Con la nascita del Regno d’Italia, Firenze aveva definitivamente perso il suo ruolo plurisecolare di capitale politica, ma non intendeva rinunciare a gestire la leadership nell’ambito della cultura e della ricerca avanzata. A questo ruolo si sentiva destinata soprattutto dall’antica e consolidata tradizione delle accademie, luoghi d’incontro e di libera ricerca che avevano mantenuto e incrementato la propria centralità dopo il trasferimento dell’Università da Firenze a Pisa nella seconda metà del XV secolo.
In procinto di perdere il ruolo di capitale politica i leader della rivoluzione toscana, da Ricasoli a Ridolfi, pensarono di rigenerare la funzione di Firenze guida morale del paese avviato a conclusione del processo unitario esaltando la tradizione accademica con la creazione di un Istituto avanzato di ricerca che non fosse riconducibile al modello tradizionale dell’Università. Da questa idea e da questa tradizione nasce l’Istituto di studi superiori pratici e di perfezionamento cui è dedicata gran parte delle relazioni raccolte in questi atti.

- MATERIALE FORNITO

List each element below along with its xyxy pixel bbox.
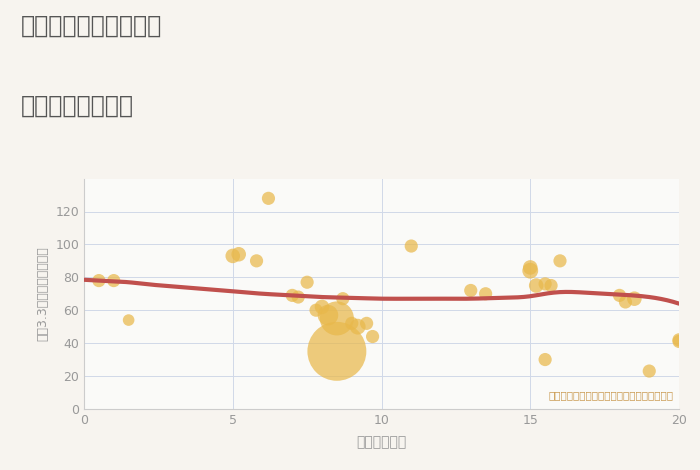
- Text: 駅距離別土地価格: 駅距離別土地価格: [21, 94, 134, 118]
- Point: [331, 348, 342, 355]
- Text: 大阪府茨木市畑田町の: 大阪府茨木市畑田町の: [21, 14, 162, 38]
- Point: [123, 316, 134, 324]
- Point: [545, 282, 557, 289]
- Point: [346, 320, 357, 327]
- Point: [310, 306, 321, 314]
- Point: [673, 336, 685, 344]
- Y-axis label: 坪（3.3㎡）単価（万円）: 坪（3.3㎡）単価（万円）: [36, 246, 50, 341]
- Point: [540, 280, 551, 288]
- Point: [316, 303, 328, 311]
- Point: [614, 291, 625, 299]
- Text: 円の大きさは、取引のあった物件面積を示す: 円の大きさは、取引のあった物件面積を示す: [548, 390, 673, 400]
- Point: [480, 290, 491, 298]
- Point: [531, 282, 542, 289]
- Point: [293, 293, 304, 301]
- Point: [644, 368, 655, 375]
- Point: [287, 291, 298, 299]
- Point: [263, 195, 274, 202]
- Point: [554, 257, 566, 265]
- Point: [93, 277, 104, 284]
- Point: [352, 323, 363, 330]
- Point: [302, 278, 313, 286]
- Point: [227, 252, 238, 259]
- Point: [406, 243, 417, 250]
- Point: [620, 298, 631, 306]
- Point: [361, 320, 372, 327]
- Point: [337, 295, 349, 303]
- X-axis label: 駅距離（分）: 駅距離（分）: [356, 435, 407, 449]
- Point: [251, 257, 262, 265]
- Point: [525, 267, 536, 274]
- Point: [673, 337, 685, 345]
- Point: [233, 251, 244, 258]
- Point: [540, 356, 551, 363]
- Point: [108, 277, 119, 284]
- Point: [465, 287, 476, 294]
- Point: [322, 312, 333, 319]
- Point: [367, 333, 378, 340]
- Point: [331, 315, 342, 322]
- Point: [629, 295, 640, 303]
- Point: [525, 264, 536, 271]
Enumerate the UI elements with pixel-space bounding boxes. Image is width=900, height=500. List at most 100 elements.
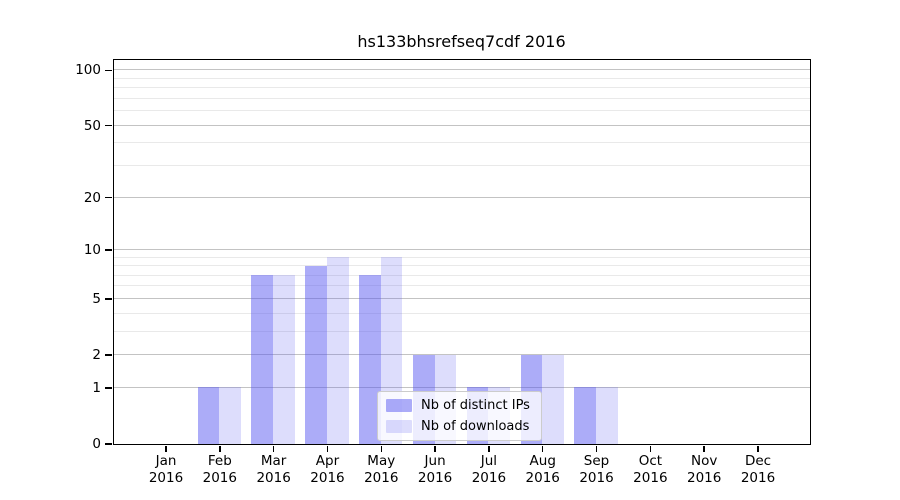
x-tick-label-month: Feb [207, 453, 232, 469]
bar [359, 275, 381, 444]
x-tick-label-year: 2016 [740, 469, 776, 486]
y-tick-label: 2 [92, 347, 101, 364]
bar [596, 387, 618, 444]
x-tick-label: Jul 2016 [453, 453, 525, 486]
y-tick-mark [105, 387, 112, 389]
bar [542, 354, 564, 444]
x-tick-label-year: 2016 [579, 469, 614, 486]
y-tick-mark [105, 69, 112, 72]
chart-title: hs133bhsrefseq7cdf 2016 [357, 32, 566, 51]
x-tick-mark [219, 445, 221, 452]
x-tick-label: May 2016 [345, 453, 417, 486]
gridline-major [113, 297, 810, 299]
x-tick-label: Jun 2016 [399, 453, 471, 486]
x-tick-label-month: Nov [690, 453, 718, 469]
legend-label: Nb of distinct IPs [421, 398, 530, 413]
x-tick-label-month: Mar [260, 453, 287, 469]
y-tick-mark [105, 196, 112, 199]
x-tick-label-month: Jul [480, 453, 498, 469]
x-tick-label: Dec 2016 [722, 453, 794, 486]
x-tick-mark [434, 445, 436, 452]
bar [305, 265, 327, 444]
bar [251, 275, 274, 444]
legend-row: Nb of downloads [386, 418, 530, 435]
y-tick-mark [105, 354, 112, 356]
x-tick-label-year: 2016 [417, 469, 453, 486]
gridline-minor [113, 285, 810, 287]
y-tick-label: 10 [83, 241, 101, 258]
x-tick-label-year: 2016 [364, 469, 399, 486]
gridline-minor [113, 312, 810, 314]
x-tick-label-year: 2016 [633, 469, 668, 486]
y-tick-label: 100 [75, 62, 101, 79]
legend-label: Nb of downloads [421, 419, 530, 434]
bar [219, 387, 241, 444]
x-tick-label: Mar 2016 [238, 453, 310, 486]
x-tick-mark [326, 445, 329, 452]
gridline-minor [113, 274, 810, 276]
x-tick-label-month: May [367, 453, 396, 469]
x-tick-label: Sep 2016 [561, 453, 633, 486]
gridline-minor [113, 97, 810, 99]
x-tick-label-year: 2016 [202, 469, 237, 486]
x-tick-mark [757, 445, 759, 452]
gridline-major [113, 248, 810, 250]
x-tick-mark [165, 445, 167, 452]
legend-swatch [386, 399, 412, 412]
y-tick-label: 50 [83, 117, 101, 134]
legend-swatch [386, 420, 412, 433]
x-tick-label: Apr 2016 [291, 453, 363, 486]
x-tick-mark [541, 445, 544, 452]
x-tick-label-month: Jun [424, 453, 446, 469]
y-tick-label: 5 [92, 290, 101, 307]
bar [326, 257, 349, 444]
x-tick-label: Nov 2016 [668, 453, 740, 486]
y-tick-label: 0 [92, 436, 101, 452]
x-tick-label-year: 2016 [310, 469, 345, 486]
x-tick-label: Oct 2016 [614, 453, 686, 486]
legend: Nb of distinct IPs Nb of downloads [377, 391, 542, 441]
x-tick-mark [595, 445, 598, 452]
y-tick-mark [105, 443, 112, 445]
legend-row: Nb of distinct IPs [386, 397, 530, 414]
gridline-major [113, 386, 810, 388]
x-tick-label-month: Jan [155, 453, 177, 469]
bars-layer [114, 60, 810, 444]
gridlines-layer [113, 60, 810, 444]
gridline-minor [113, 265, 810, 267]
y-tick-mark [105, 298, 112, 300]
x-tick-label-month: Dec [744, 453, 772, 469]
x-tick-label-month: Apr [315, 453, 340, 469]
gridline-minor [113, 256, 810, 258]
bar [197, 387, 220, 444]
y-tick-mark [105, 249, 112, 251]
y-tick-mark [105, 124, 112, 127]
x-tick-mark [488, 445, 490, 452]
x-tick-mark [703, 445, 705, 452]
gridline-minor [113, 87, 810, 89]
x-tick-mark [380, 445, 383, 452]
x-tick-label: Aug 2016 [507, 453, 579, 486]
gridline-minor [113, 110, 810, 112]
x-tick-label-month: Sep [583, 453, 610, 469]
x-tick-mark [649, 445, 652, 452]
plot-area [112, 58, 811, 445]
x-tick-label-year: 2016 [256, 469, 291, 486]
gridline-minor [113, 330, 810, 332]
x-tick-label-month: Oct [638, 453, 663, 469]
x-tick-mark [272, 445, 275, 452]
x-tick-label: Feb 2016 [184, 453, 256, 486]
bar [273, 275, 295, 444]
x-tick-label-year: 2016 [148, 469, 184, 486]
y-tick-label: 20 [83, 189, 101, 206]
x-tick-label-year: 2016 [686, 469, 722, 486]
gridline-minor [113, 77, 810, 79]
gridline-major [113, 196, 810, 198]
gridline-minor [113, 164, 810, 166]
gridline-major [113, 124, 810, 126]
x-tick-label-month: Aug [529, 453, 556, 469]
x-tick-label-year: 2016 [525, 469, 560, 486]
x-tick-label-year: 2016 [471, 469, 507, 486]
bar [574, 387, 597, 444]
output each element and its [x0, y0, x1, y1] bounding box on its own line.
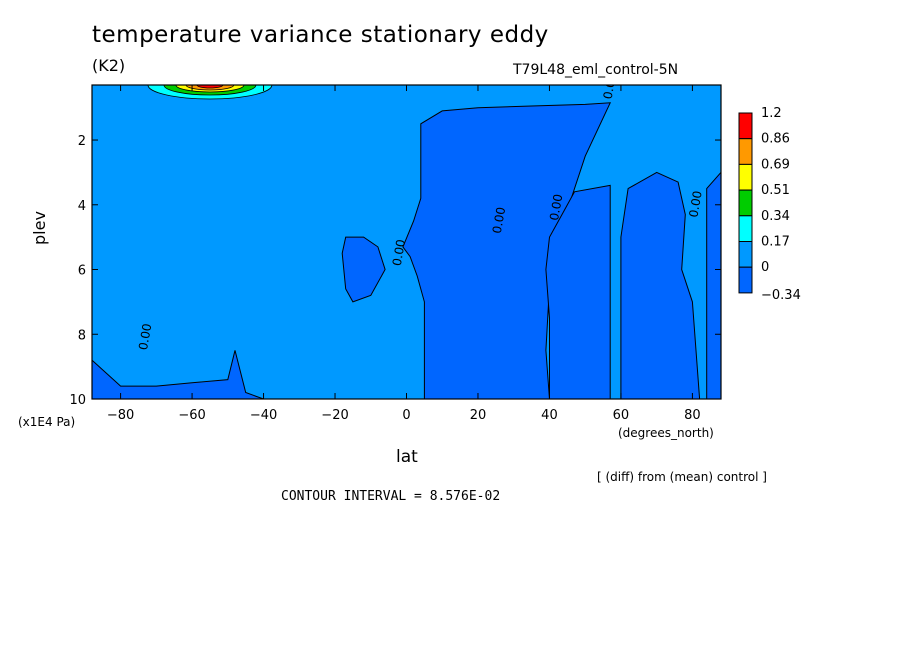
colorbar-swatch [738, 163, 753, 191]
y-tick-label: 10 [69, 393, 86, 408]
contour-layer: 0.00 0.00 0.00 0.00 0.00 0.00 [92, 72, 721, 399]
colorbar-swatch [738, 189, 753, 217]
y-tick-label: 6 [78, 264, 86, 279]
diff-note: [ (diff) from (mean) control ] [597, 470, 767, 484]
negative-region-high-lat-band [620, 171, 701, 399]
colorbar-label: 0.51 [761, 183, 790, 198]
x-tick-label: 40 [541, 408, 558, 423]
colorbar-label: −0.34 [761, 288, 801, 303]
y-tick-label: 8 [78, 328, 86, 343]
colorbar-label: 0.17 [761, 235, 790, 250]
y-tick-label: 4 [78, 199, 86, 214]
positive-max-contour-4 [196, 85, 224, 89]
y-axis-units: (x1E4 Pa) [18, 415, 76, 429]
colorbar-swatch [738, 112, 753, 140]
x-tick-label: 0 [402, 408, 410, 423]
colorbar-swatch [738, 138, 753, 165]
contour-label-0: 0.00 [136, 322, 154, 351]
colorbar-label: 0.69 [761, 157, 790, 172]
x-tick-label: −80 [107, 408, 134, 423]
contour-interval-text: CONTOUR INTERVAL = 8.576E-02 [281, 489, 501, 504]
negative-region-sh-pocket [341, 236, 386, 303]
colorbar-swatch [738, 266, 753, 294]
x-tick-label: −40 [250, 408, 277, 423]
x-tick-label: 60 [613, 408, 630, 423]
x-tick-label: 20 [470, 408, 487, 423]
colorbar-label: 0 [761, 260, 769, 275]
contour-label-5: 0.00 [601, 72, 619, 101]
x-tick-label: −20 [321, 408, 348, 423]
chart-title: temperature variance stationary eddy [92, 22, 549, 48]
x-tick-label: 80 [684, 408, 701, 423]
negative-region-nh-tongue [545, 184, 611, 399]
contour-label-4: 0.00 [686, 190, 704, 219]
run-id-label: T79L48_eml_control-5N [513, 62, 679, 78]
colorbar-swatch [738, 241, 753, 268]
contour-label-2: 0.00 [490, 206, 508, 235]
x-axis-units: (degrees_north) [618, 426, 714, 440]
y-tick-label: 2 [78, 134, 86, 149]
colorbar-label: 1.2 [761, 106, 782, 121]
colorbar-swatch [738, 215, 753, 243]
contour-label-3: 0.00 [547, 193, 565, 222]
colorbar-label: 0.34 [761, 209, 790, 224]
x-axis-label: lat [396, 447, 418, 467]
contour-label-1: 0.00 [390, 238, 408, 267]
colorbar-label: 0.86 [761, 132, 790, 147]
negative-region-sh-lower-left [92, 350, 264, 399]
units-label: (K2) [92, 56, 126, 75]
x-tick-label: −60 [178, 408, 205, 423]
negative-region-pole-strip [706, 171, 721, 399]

- ESERCIZI DA SVOLGERE
A. Stabilisci se ciascuna affermazione concorda con il testo su Firenze e le sue accademie. Rispondi sì o no e riporta le parole decisive del testo. (i) L'Università fu trasferita da Firenze a Pisa nella seconda metà del XV secolo. (ii) I leader della rivoluzione toscana vollero un istituto costruito sul modello tradizionale dell'Università. (iii) Con la nascita del Regno d'Italia, Firenze rinunciò alla guida della cultura e della ricerca.
B. Prosegui il testo su Firenze e le sue accademie, ripartendo subito dopo la sua ultima frase.

- RISPOSTE ALL'ESERCIZIO
A.
(i) Sì: «dopo il trasferimento dell’Università da Firenze a Pisa nella seconda metà del XV secolo».
(ii) No: «che non fosse riconducibile al modello tradizionale dell’Università».
(iii) No: «non intendeva rinunciare a gestire la leadership nell’ambito della cultura e della ricerca avanzata».

B.
Assieme ad esso si raccoglie tutto il contorno di una cultura viva e dinamica che si esprime con quotidiani e riviste, con un’editoria di avanguardia, con un sistema museale ricco ed attrattivo e con un’attività musicale viva e feconda. Poi, naturalmente, le accademie, dalle Arti del disegno ai Georgofili, dalla Crusca alla Colombaria.
Non è una Firenze che auspica o aspetta il ritorno della capitale politica, nel quale non crede e che non vuole. Ma è una Firenze che saprà accogliere al meglio questo ritorno inaspettato in anni vicini e cruciali per il completamento dell’Unità nazionale fra il 1865 e la caduta del potere temporale del pontefice.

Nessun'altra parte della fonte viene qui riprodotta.